■ The request ■
Go through the material below and copy all lines with "screened".
====
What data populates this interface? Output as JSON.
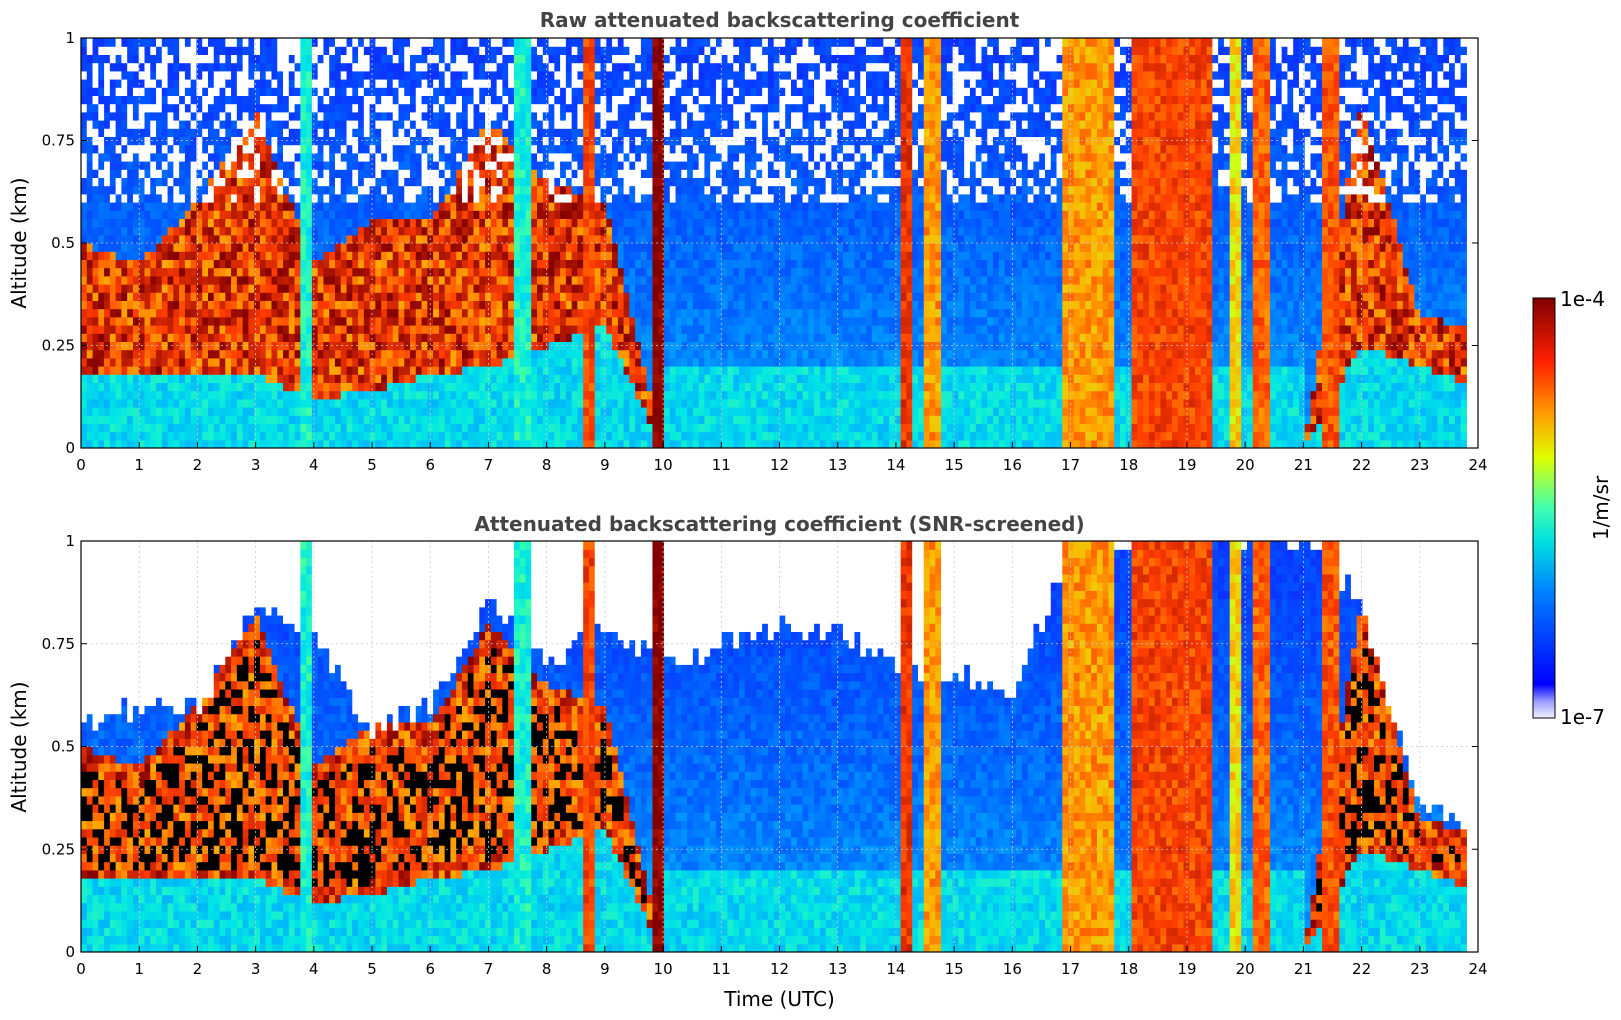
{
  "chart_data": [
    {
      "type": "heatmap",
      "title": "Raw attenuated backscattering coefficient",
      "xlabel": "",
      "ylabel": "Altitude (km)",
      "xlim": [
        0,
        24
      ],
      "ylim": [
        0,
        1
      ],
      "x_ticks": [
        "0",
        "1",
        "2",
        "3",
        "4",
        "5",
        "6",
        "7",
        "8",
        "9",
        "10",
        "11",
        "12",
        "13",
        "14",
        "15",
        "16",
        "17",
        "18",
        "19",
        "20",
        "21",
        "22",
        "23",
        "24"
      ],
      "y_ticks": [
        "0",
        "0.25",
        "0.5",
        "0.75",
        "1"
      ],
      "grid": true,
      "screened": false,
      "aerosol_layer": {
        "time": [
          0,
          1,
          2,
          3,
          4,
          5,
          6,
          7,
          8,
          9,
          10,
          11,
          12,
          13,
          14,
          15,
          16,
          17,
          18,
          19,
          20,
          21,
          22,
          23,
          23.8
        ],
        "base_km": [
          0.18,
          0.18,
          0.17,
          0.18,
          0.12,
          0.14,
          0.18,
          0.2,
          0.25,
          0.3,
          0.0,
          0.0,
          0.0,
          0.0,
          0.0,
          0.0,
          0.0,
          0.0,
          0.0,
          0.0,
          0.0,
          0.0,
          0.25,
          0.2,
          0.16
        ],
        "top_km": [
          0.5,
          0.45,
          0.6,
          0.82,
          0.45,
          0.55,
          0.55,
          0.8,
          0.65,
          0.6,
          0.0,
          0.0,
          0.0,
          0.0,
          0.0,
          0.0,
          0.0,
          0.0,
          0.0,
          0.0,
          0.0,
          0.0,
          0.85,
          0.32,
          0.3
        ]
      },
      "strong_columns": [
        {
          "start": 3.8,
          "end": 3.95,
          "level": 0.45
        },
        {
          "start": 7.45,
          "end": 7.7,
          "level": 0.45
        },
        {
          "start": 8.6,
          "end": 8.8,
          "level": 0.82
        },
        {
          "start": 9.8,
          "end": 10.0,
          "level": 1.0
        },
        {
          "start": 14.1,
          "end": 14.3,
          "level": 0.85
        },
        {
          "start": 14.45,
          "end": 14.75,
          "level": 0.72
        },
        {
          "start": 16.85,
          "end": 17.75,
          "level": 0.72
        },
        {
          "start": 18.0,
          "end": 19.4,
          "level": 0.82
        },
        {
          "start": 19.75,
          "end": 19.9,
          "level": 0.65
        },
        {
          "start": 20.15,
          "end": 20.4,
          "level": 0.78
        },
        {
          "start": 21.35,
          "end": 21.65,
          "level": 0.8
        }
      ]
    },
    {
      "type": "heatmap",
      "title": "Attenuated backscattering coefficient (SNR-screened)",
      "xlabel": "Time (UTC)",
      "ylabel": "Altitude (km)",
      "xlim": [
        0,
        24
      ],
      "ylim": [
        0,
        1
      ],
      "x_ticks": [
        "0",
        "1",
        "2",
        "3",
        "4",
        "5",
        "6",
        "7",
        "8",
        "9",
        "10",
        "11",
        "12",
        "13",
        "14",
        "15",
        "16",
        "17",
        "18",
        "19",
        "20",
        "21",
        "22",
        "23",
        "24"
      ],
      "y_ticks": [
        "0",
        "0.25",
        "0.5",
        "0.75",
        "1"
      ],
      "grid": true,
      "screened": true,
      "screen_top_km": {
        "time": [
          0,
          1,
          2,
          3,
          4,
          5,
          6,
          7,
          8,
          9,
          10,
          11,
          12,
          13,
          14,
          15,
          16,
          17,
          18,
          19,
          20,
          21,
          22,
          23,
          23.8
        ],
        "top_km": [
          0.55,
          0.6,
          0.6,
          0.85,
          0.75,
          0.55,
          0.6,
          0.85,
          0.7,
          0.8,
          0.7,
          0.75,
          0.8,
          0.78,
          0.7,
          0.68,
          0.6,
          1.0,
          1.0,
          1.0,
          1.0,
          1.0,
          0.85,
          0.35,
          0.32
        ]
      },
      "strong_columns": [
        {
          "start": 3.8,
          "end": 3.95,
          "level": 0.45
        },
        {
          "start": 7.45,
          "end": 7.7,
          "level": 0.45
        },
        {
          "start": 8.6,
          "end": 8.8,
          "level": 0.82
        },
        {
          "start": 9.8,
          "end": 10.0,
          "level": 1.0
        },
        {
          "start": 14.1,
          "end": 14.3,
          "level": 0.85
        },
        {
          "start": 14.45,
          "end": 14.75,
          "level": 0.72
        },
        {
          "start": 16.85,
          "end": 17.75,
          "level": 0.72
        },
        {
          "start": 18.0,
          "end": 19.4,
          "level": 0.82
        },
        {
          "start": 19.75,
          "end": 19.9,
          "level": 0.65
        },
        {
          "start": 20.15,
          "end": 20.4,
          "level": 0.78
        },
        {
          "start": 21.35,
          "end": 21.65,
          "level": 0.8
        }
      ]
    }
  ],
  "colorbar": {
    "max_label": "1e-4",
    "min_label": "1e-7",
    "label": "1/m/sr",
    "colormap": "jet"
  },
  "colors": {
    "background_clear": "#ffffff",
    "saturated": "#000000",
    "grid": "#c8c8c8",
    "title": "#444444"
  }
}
====
■ In response ■
      "screened": false,
      "title": "Attenuated backscattering coefficient (SNR-screened)",
      "screened": true,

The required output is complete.